▶ WRITTEN TASK: Search the data below for the string "floor". Extract every line that contains it.

--- RECORDS TO PROCESS ---

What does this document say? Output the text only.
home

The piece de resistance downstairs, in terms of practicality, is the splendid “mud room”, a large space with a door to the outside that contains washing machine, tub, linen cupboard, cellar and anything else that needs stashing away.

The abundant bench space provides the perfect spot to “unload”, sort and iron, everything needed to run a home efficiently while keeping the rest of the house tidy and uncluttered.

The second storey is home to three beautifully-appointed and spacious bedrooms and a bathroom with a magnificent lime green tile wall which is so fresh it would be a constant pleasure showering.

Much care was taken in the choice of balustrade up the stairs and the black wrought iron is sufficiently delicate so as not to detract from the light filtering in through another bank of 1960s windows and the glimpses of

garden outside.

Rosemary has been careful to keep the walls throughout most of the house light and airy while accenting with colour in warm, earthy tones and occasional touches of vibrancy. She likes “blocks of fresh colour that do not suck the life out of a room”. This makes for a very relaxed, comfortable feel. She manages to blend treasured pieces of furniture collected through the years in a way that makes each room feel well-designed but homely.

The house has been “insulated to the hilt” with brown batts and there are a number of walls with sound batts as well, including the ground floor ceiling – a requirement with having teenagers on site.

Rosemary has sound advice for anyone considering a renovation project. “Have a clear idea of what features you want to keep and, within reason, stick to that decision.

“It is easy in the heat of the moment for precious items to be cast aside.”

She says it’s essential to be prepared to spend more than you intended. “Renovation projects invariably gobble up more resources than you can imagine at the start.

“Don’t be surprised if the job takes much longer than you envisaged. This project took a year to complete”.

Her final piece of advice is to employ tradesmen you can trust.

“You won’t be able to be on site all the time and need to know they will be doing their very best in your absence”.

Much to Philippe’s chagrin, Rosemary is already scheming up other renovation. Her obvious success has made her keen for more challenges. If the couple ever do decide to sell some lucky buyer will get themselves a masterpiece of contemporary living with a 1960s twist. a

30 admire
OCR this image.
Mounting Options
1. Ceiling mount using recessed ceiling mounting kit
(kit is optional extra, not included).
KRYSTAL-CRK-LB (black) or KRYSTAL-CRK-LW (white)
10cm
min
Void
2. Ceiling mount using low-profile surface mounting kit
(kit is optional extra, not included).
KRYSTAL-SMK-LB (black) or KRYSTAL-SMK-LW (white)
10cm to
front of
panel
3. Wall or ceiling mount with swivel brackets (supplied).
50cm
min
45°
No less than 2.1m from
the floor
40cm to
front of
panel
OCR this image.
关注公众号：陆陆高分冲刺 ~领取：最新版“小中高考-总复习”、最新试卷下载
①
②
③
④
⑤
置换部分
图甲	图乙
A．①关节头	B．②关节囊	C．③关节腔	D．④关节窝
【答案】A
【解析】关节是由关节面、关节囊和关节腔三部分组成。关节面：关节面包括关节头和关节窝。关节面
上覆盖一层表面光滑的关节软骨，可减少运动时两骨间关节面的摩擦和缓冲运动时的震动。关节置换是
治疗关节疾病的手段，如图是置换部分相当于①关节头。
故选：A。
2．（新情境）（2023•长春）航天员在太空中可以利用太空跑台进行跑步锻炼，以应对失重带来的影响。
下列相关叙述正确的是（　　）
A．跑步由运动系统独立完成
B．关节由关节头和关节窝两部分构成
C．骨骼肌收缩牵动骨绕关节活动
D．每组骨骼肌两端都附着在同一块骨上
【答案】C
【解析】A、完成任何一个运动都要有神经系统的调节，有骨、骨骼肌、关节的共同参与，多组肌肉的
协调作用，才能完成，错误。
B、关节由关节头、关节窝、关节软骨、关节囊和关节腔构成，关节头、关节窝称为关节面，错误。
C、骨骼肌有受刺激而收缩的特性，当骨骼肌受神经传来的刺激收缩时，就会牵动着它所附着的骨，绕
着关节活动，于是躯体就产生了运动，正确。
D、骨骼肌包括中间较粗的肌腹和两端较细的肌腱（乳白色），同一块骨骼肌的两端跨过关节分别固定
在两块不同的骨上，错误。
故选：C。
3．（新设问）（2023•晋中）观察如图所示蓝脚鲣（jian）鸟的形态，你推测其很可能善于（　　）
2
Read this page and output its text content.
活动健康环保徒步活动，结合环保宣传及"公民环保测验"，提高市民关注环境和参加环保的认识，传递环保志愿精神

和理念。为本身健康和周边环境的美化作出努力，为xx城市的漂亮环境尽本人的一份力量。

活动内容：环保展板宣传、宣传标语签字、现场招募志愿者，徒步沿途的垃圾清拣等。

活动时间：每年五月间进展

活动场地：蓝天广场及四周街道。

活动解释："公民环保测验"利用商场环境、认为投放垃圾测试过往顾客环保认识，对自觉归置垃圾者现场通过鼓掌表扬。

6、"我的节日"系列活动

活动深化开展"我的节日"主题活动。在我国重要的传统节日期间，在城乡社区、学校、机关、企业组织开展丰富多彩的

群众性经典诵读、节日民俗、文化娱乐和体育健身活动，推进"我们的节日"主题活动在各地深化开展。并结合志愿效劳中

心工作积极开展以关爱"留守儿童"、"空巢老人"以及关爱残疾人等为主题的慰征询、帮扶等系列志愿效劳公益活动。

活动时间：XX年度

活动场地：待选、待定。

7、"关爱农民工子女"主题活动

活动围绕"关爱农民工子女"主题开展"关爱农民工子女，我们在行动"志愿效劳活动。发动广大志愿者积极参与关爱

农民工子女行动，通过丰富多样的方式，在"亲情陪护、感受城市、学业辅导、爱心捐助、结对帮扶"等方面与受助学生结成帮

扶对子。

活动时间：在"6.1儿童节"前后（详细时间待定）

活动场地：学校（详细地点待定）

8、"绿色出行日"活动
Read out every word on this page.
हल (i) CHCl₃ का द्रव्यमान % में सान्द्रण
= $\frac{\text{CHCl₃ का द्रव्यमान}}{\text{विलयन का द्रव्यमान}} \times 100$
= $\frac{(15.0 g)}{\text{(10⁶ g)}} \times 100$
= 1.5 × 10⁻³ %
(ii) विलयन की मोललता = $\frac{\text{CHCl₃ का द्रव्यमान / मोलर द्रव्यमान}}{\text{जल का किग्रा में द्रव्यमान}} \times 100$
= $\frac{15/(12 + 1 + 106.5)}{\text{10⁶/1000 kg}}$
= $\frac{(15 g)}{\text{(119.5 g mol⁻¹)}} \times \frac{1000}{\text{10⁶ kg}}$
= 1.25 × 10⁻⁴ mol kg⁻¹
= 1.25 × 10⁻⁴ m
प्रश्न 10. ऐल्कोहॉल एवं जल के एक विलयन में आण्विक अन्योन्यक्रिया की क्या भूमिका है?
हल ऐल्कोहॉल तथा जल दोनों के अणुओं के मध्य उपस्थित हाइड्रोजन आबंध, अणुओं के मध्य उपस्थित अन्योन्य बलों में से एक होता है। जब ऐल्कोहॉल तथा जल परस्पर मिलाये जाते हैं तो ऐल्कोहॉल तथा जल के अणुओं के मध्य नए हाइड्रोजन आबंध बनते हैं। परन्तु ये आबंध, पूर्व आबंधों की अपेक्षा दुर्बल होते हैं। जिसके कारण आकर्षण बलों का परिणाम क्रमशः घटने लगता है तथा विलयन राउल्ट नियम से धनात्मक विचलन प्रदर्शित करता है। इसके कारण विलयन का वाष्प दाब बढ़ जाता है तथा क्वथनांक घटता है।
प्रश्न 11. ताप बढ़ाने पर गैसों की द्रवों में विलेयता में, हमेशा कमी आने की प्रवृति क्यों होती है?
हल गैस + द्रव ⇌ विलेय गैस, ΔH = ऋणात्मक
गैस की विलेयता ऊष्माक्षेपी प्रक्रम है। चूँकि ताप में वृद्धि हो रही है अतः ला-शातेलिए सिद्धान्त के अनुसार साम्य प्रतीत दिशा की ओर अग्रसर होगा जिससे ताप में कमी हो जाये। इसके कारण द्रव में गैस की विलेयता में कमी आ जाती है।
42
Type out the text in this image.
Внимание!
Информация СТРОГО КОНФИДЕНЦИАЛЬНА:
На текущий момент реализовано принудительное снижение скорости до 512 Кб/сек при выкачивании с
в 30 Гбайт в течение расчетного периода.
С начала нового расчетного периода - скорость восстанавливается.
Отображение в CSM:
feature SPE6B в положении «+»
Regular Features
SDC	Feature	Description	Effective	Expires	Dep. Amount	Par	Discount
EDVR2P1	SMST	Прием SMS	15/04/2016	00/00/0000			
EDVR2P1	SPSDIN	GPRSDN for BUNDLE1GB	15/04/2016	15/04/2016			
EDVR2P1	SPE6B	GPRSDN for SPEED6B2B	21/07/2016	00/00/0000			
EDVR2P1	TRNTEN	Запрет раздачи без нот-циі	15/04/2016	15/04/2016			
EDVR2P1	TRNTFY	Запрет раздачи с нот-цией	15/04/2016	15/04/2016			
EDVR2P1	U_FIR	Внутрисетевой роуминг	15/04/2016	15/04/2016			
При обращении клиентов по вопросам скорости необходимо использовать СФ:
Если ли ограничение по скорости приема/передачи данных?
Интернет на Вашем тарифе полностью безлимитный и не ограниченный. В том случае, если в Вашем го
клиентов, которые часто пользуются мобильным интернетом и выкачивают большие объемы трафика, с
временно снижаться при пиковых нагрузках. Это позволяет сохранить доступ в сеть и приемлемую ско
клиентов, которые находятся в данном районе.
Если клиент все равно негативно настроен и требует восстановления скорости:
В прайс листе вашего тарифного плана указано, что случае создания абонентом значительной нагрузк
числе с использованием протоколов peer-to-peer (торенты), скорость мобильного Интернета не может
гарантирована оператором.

---

▶ ANSWER TO THIS PROBLEM:
The house has been “insulated to the hilt” with brown batts and there are a number of walls with sound batts as well, including the ground floor ceiling – a requirement with having teenagers on site.
the floor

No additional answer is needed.